** start **
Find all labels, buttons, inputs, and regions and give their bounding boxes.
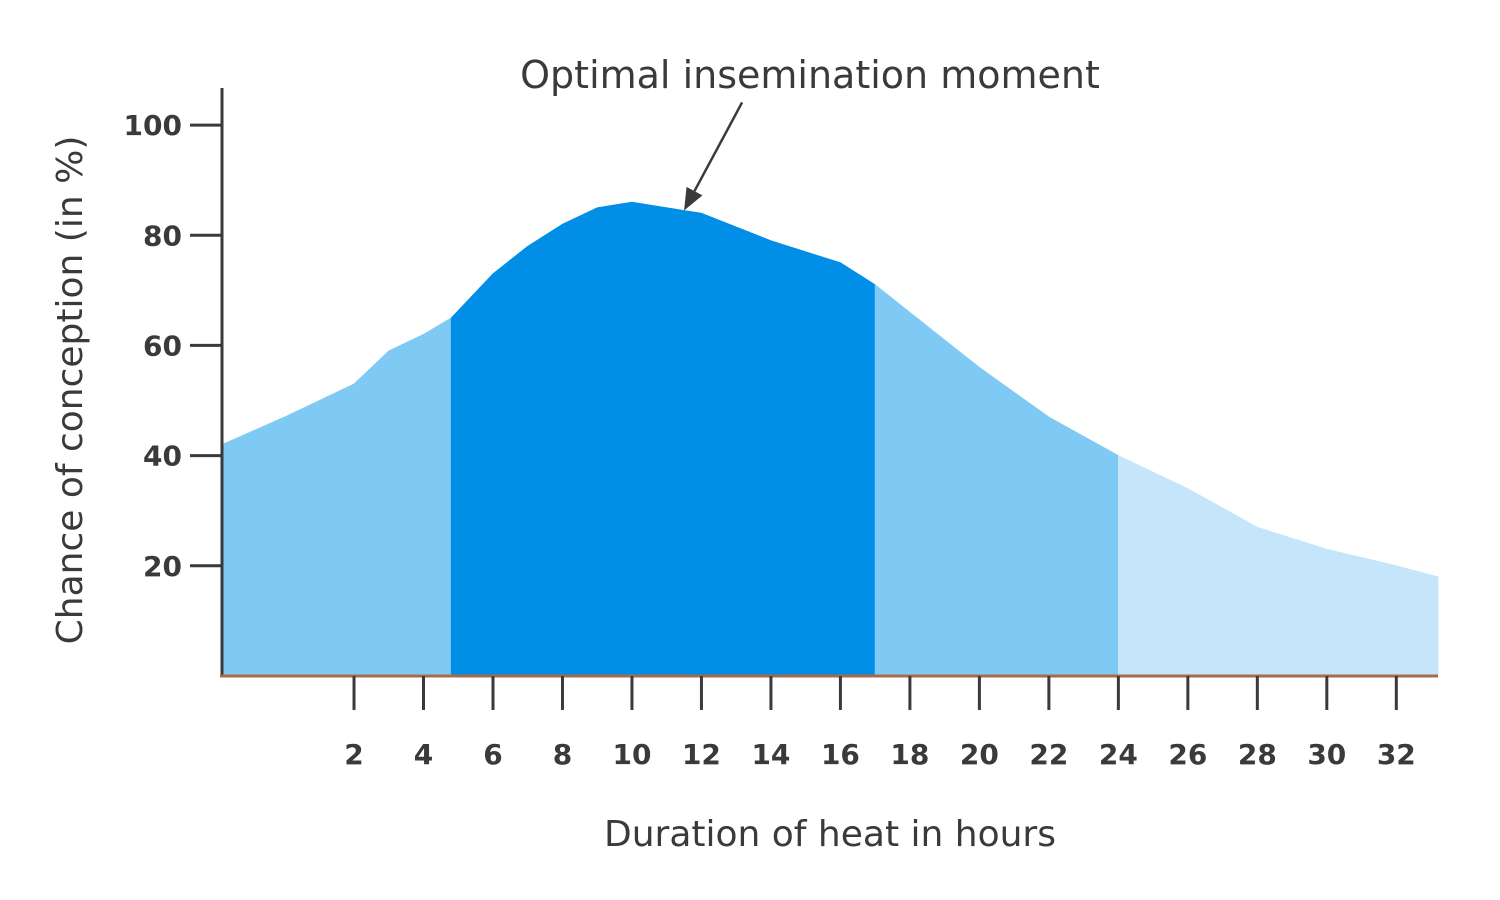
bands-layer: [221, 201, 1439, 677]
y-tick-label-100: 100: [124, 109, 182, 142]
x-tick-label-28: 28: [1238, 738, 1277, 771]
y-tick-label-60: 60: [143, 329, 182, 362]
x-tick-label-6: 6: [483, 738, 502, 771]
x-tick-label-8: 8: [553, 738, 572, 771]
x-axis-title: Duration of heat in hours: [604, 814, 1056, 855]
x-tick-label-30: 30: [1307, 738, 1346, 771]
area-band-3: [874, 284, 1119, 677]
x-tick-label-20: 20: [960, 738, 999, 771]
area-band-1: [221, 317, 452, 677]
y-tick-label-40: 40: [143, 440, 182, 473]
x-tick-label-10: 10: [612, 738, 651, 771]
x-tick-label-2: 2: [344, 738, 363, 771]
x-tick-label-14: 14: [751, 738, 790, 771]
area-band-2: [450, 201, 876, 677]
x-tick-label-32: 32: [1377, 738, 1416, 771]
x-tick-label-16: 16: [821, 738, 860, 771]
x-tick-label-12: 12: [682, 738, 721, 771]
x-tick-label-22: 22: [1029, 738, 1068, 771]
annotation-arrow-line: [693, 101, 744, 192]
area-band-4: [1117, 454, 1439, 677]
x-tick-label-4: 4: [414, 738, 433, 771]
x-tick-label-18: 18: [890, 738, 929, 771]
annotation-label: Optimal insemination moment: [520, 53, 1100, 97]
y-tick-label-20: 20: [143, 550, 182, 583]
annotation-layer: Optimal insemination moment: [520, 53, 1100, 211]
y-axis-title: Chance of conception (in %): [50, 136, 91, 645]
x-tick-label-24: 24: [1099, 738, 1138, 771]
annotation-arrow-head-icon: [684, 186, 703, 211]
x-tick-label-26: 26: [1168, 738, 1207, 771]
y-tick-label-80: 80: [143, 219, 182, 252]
** end **
● **What is required**
Copy the lines of the material above word for word, starting at the line that contains "bands-layer: [221, 201, 1439, 677]" and ending at the line that contains "area-band-3: [874, 284, 1119, 677]", with both of those lines included.

● **Output of the exercise**
bands-layer: [221, 201, 1439, 677]
y-tick-label-100: 100: [124, 109, 182, 142]
x-tick-label-28: 28: [1238, 738, 1277, 771]
y-tick-label-60: 60: [143, 329, 182, 362]
x-tick-label-6: 6: [483, 738, 502, 771]
x-tick-label-8: 8: [553, 738, 572, 771]
x-axis-title: Duration of heat in hours: [604, 814, 1056, 855]
x-tick-label-30: 30: [1307, 738, 1346, 771]
area-band-3: [874, 284, 1119, 677]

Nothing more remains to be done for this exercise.